- [Data entries]
* * * * *
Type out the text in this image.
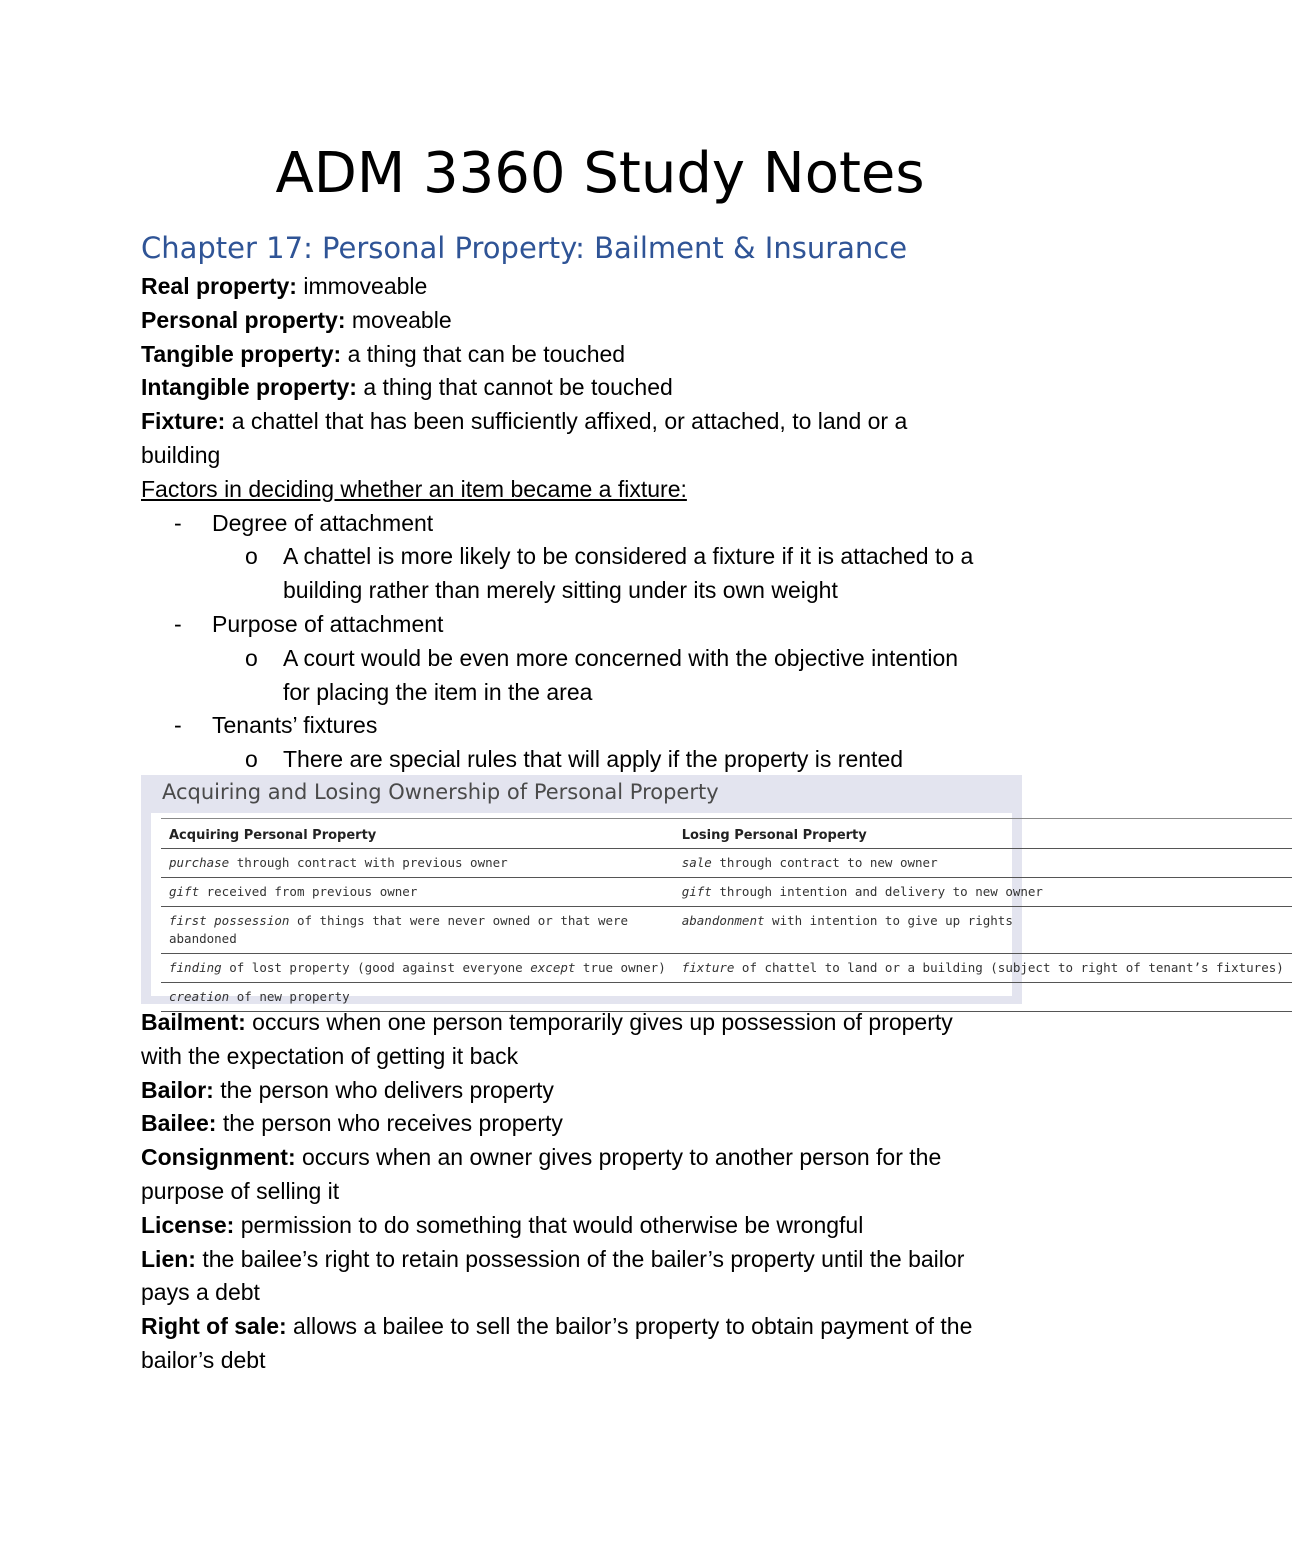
ADM 3360 Study Notes
Chapter 17: Personal Property: Bailment & Insurance
Real property: immoveable
Personal property: moveable
Tangible property: a thing that can be touched
Intangible property: a thing that cannot be touched
Fixture: a chattel that has been sufficiently affixed, or attached, to land or a
building
Factors in deciding whether an item became a fixture:
- Degree of attachment
o A chattel is more likely to be considered a fixture if it is attached to a
building rather than merely sitting under its own weight
- Purpose of attachment
o A court would be even more concerned with the objective intention
for placing the item in the area
- Tenants’ fixtures
o There are special rules that will apply if the property is rented
Acquiring and Losing Ownership of Personal Property
Acquiring Personal Property	Losing Personal Property
purchase through contract with previous owner	sale through contract to new owner
gift received from previous owner	gift through intention and delivery to new owner
first possession of things that were never owned or that were abandoned	abandonment with intention to give up rights
finding of lost property (good against everyone except true owner)	fixture of chattel to land or a building (subject to right of tenant’s fixtures)
creation of new property	
Bailment: occurs when one person temporarily gives up possession of property
with the expectation of getting it back
Bailor: the person who delivers property
Bailee: the person who receives property
Consignment: occurs when an owner gives property to another person for the
purpose of selling it
License: permission to do something that would otherwise be wrongful
Lien: the bailee’s right to retain possession of the bailer’s property until the bailor
pays a debt
Right of sale: allows a bailee to sell the bailor’s property to obtain payment of the
bailor’s debt
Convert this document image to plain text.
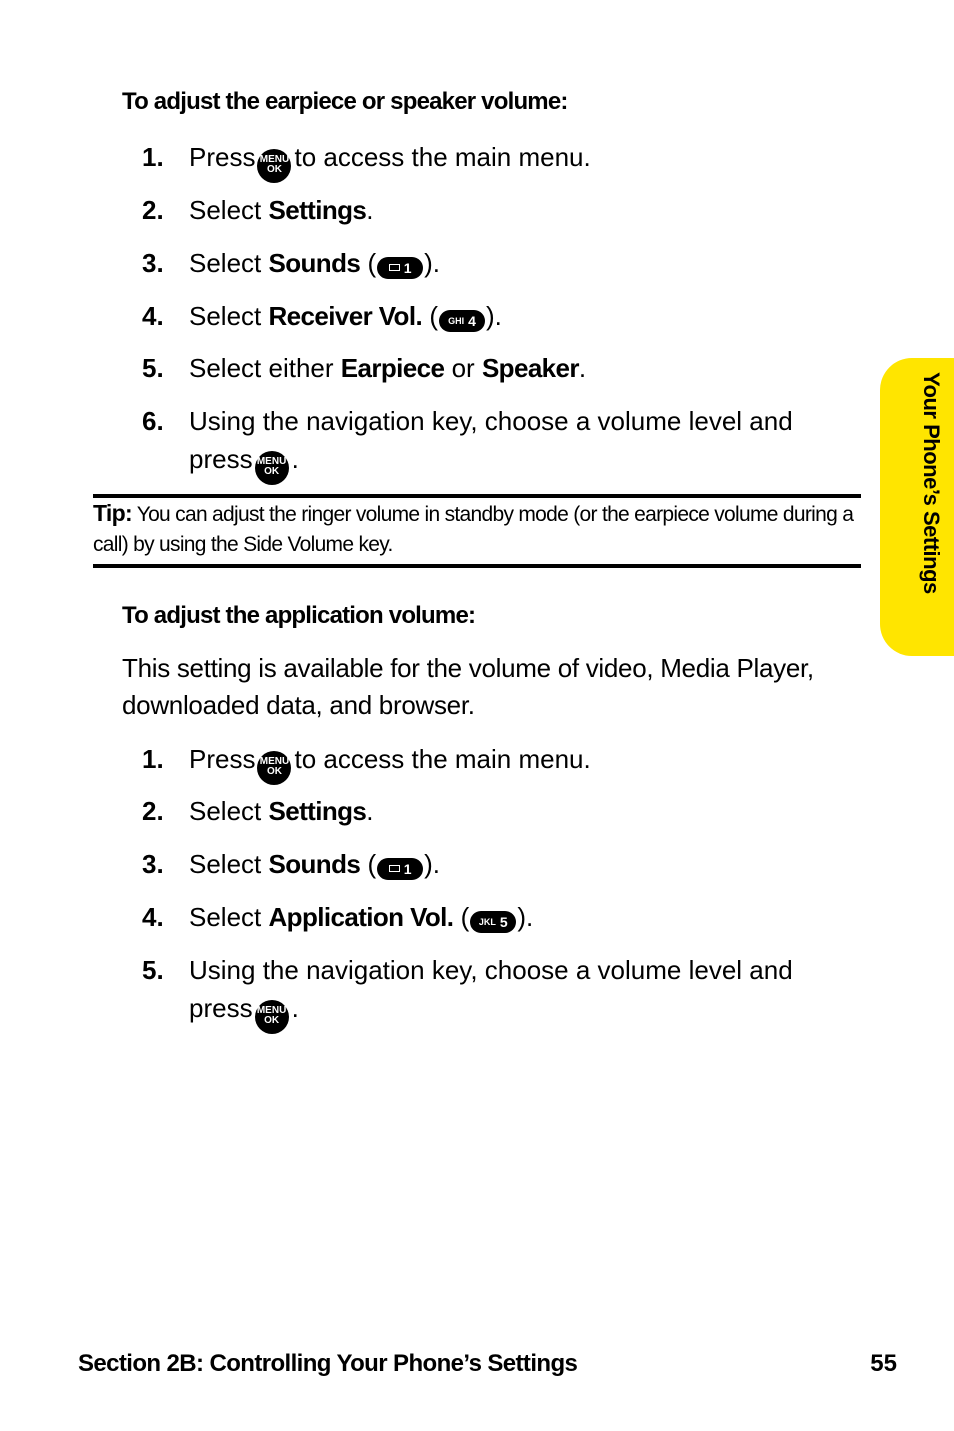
To adjust the earpiece or speaker volume:
1. Press MENU
OK to access the main menu.
2. Select Settings.
3. Select Sounds ( 1 ).
4. Select Receiver Vol. ( GHI 4 ).
5. Select either Earpiece or Speaker.
6. Using the navigation key, choose a volume level and press MENU
OK .
Tip: You can adjust the ringer volume in standby mode (or the earpiece volume during a call) by using the Side Volume key.
To adjust the application volume:
This setting is available for the volume of video, Media Player, downloaded data, and browser.
1. Press MENU
OK to access the main menu.
2. Select Settings.
3. Select Sounds ( 1 ).
4. Select Application Vol. ( JKL 5 ).
5. Using the navigation key, choose a volume level and press MENU
OK .
Your Phone’s Settings
Section 2B: Controlling Your Phone’s Settings	55
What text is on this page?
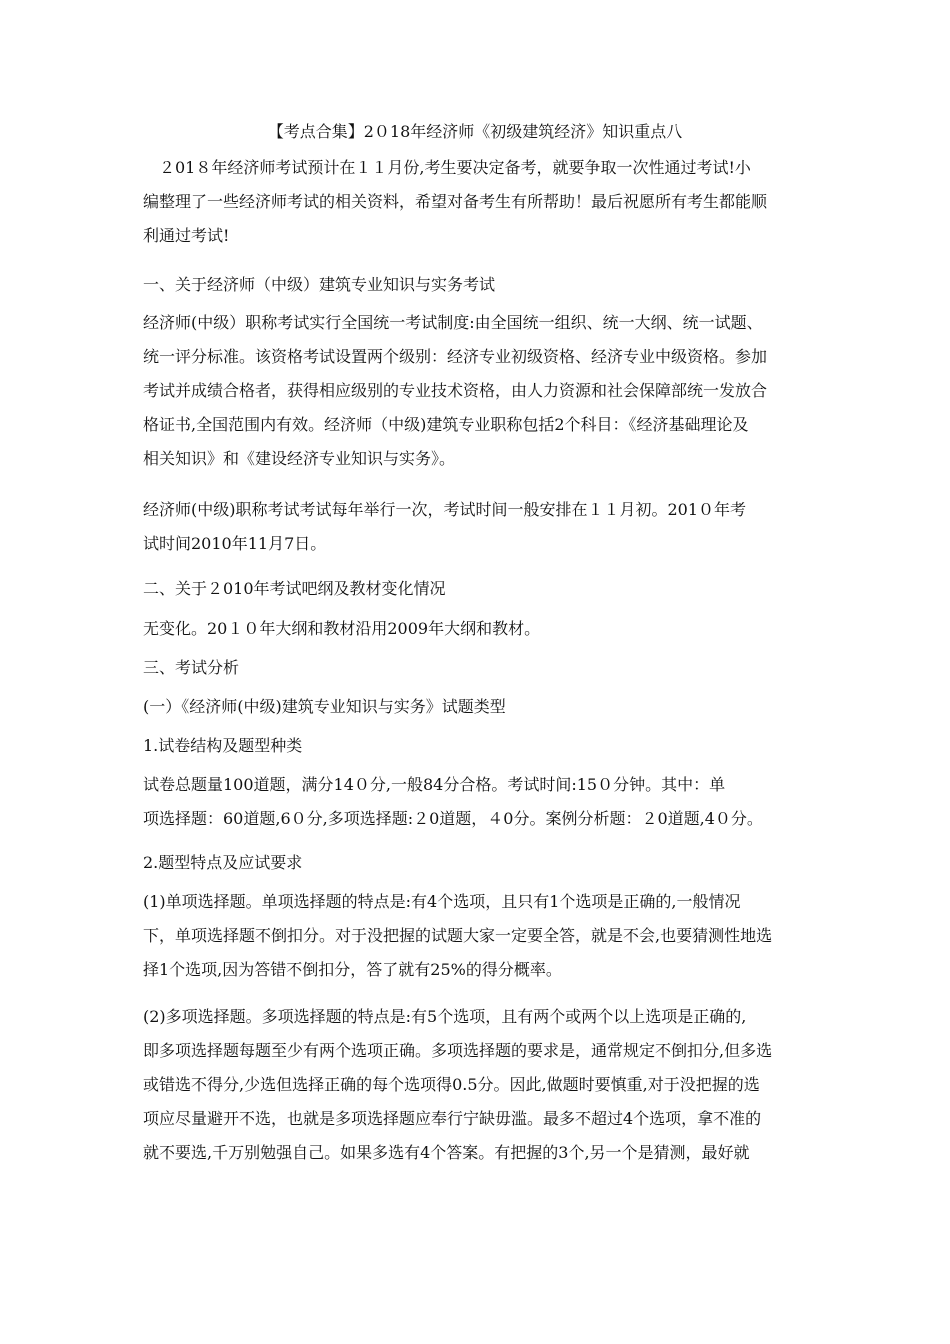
【考点合集】2０18年经济师《初级建筑经济》知识重点八
　２01８年经济师考试预计在１１月份,考生要决定备考，就要争取一次性通过考试!小
编整理了一些经济师考试的相关资料，希望对备考生有所帮助！最后祝愿所有考生都能顺
利通过考试!
一、关于经济师（中级）建筑专业知识与实务考试
经济师(中级）职称考试实行全国统一考试制度:由全国统一组织、统一大纲、统一试题、
统一评分标准。该资格考试设置两个级别：经济专业初级资格、经济专业中级资格。参加
考试并成绩合格者，获得相应级别的专业技术资格，由人力资源和社会保障部统一发放合
格证书,全国范围内有效。经济师（中级)建筑专业职称包括2个科目：《经济基础理论及
相关知识》和《建设经济专业知识与实务》。
经济师(中级)职称考试考试每年举行一次，考试时间一般安排在１１月初。201０年考
试时间2010年11月7日。
二、关于２010年考试吧纲及教材变化情况
无变化。20１０年大纲和教材沿用2009年大纲和教材。
三、考试分析
(一）《经济师(中级)建筑专业知识与实务》试题类型
1.试卷结构及题型种类
试卷总题量100道题，满分14０分,一般84分合格。考试时间:15０分钟。其中：单
项选择题：60道题,6０分,多项选择题:２0道题，４0分。案例分析题：２0道题,4０分。
2.题型特点及应试要求
(1)单项选择题。单项选择题的特点是:有4个选项，且只有1个选项是正确的,一般情况
下，单项选择题不倒扣分。对于没把握的试题大家一定要全答，就是不会,也要猜测性地选
择1个选项,因为答错不倒扣分，答了就有25%的得分概率。
(2)多项选择题。多项选择题的特点是:有5个选项，且有两个或两个以上选项是正确的,
即多项选择题每题至少有两个选项正确。多项选择题的要求是，通常规定不倒扣分,但多选
或错选不得分,少选但选择正确的每个选项得0.5分。因此,做题时要慎重,对于没把握的选
项应尽量避开不选，也就是多项选择题应奉行宁缺毋滥。最多不超过4个选项，拿不准的
就不要选,千万别勉强自己。如果多选有4个答案。有把握的3个,另一个是猜测，最好就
* * * * *
- [Aim]
Could you repeat, exactly and with nothing else, the lines from the one containing "What text is on this page?" through the last line of the records above, leaving out the pictures?

- [Correct output]
What text is on this page?
【考点合集】2０18年经济师《初级建筑经济》知识重点八
　２01８年经济师考试预计在１１月份,考生要决定备考，就要争取一次性通过考试!小
编整理了一些经济师考试的相关资料，希望对备考生有所帮助！最后祝愿所有考生都能顺
利通过考试!
一、关于经济师（中级）建筑专业知识与实务考试
经济师(中级）职称考试实行全国统一考试制度:由全国统一组织、统一大纲、统一试题、
统一评分标准。该资格考试设置两个级别：经济专业初级资格、经济专业中级资格。参加
考试并成绩合格者，获得相应级别的专业技术资格，由人力资源和社会保障部统一发放合
格证书,全国范围内有效。经济师（中级)建筑专业职称包括2个科目：《经济基础理论及
相关知识》和《建设经济专业知识与实务》。
经济师(中级)职称考试考试每年举行一次，考试时间一般安排在１１月初。201０年考
试时间2010年11月7日。
二、关于２010年考试吧纲及教材变化情况
无变化。20１０年大纲和教材沿用2009年大纲和教材。
三、考试分析
(一）《经济师(中级)建筑专业知识与实务》试题类型
1.试卷结构及题型种类
试卷总题量100道题，满分14０分,一般84分合格。考试时间:15０分钟。其中：单
项选择题：60道题,6０分,多项选择题:２0道题，４0分。案例分析题：２0道题,4０分。
2.题型特点及应试要求
(1)单项选择题。单项选择题的特点是:有4个选项，且只有1个选项是正确的,一般情况
下，单项选择题不倒扣分。对于没把握的试题大家一定要全答，就是不会,也要猜测性地选
择1个选项,因为答错不倒扣分，答了就有25%的得分概率。
(2)多项选择题。多项选择题的特点是:有5个选项，且有两个或两个以上选项是正确的,
即多项选择题每题至少有两个选项正确。多项选择题的要求是，通常规定不倒扣分,但多选
或错选不得分,少选但选择正确的每个选项得0.5分。因此,做题时要慎重,对于没把握的选
项应尽量避开不选，也就是多项选择题应奉行宁缺毋滥。最多不超过4个选项，拿不准的
就不要选,千万别勉强自己。如果多选有4个答案。有把握的3个,另一个是猜测，最好就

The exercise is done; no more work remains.